(Figure content listings)
<<<<

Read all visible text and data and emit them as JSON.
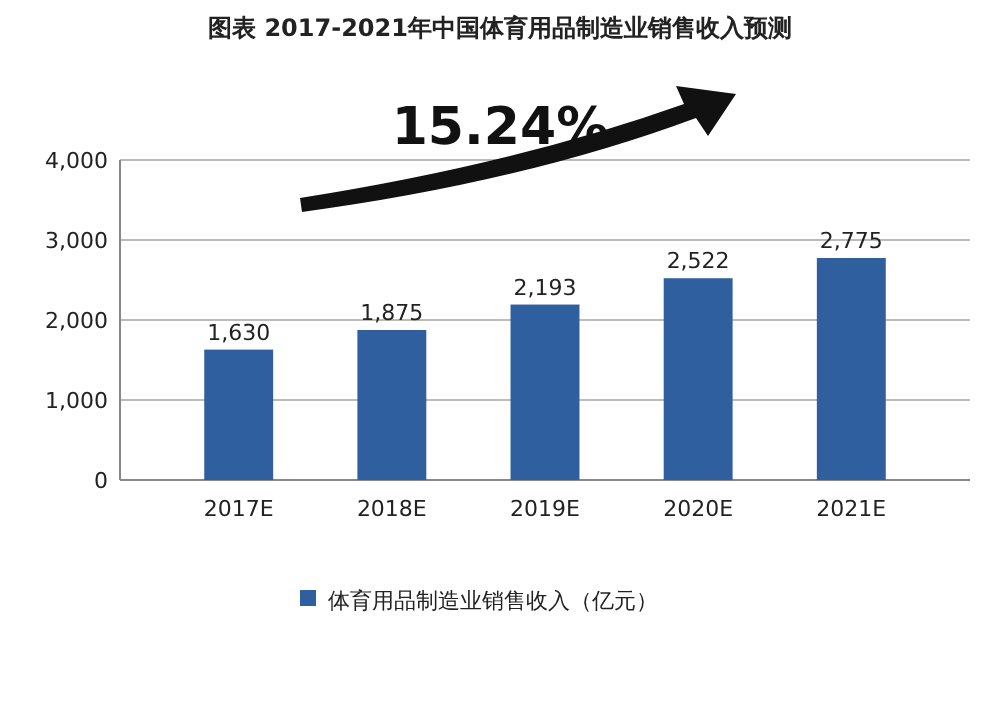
{
  "chart_data": {
    "type": "bar",
    "title": "图表  2017-2021年中国体育用品制造业销售收入预测",
    "categories": [
      "2017E",
      "2018E",
      "2019E",
      "2020E",
      "2021E"
    ],
    "series": [
      {
        "name": "体育用品制造业销售收入（亿元）",
        "color": "#2f5f9e",
        "values": [
          1630,
          1875,
          2193,
          2522,
          2775
        ]
      }
    ],
    "value_labels": [
      "1,630",
      "1,875",
      "2,193",
      "2,522",
      "2,775"
    ],
    "ylim": [
      0,
      4000
    ],
    "yticks": [
      {
        "value": 0,
        "label": "0"
      },
      {
        "value": 1000,
        "label": "1,000"
      },
      {
        "value": 2000,
        "label": "2,000"
      },
      {
        "value": 3000,
        "label": "3,000"
      },
      {
        "value": 4000,
        "label": "4,000"
      }
    ],
    "grid": "y",
    "legend": "bottom",
    "annotations": [
      "15.24%"
    ]
  }
}
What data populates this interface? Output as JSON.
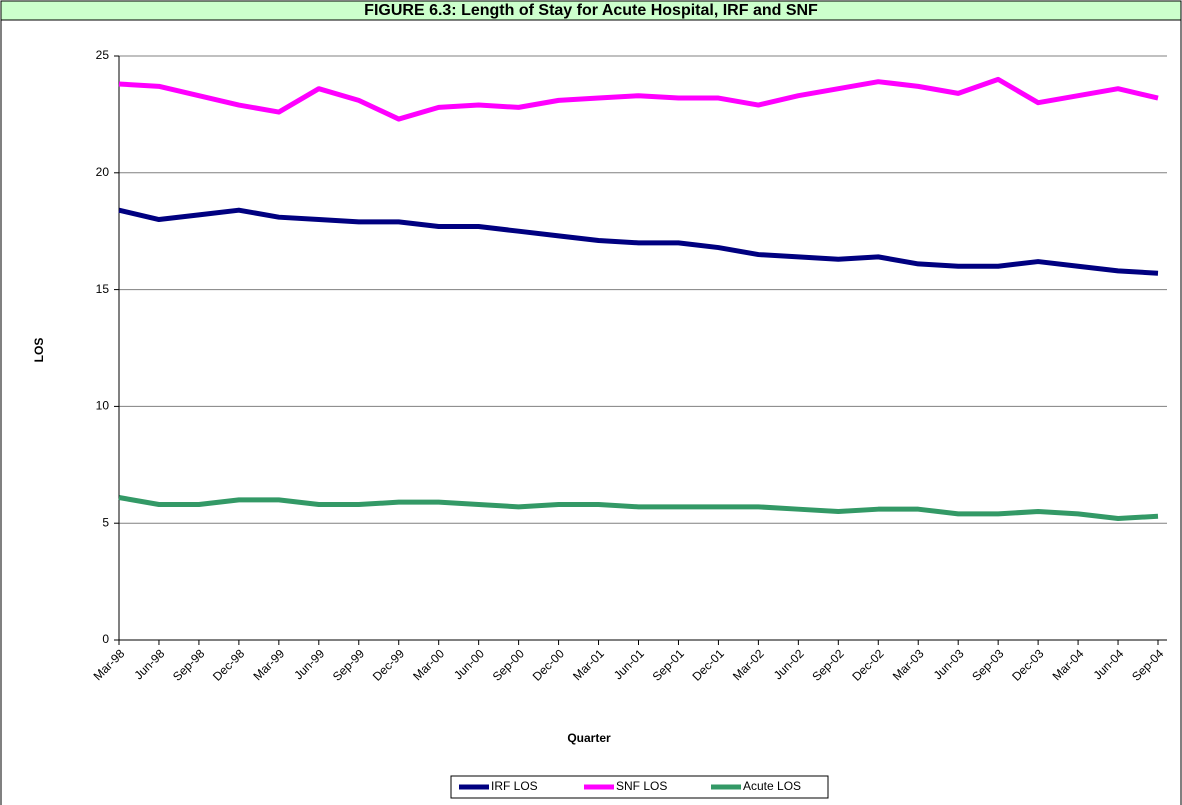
{
  "chart_data": {
    "type": "line",
    "title": "FIGURE 6.3: Length of Stay for Acute Hospital, IRF and SNF",
    "x_label": "Quarter",
    "y_label": "LOS",
    "categories": [
      "Mar-98",
      "Jun-98",
      "Sep-98",
      "Dec-98",
      "Mar-99",
      "Jun-99",
      "Sep-99",
      "Dec-99",
      "Mar-00",
      "Jun-00",
      "Sep-00",
      "Dec-00",
      "Mar-01",
      "Jun-01",
      "Sep-01",
      "Dec-01",
      "Mar-02",
      "Jun-02",
      "Sep-02",
      "Dec-02",
      "Mar-03",
      "Jun-03",
      "Sep-03",
      "Dec-03",
      "Mar-04",
      "Jun-04",
      "Sep-04"
    ],
    "series": [
      {
        "name": "IRF LOS",
        "color": "#000080",
        "values": [
          18.4,
          18.0,
          18.2,
          18.4,
          18.1,
          18.0,
          17.9,
          17.9,
          17.7,
          17.7,
          17.5,
          17.3,
          17.1,
          17.0,
          17.0,
          16.8,
          16.5,
          16.4,
          16.3,
          16.4,
          16.1,
          16.0,
          16.0,
          16.2,
          16.0,
          15.8,
          15.7
        ]
      },
      {
        "name": "SNF LOS",
        "color": "#ff00ff",
        "values": [
          23.8,
          23.7,
          23.3,
          22.9,
          22.6,
          23.6,
          23.1,
          22.3,
          22.8,
          22.9,
          22.8,
          23.1,
          23.2,
          23.3,
          23.2,
          23.2,
          22.9,
          23.3,
          23.6,
          23.9,
          23.7,
          23.4,
          24.0,
          23.0,
          23.3,
          23.6,
          23.2
        ]
      },
      {
        "name": "Acute LOS",
        "color": "#339966",
        "values": [
          6.1,
          5.8,
          5.8,
          6.0,
          6.0,
          5.8,
          5.8,
          5.9,
          5.9,
          5.8,
          5.7,
          5.8,
          5.8,
          5.7,
          5.7,
          5.7,
          5.7,
          5.6,
          5.5,
          5.6,
          5.6,
          5.4,
          5.4,
          5.5,
          5.4,
          5.2,
          5.3
        ]
      }
    ],
    "ylim": [
      0,
      25
    ],
    "yticks": [
      0,
      5,
      10,
      15,
      20,
      25
    ],
    "grid": true,
    "legend": "bottom"
  }
}
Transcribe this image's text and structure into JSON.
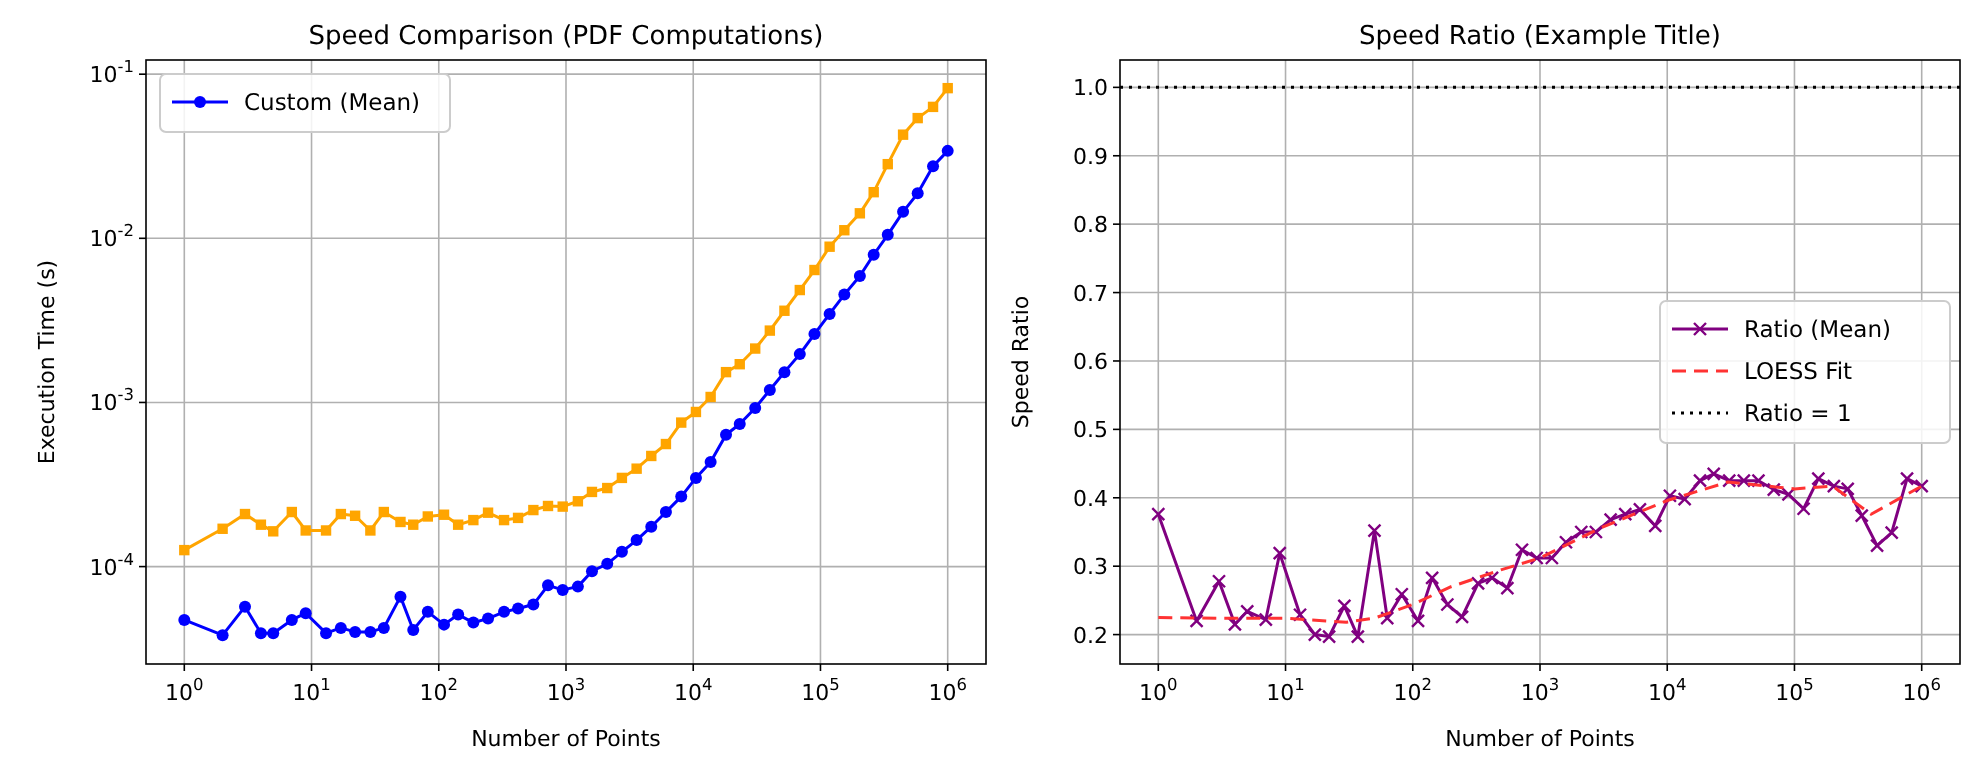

>>>>

INSTRUCTIONS TO FOLLOW
State the number of lines in the records that include "color", and write nothing else.

RESULT OF THIS TASK
4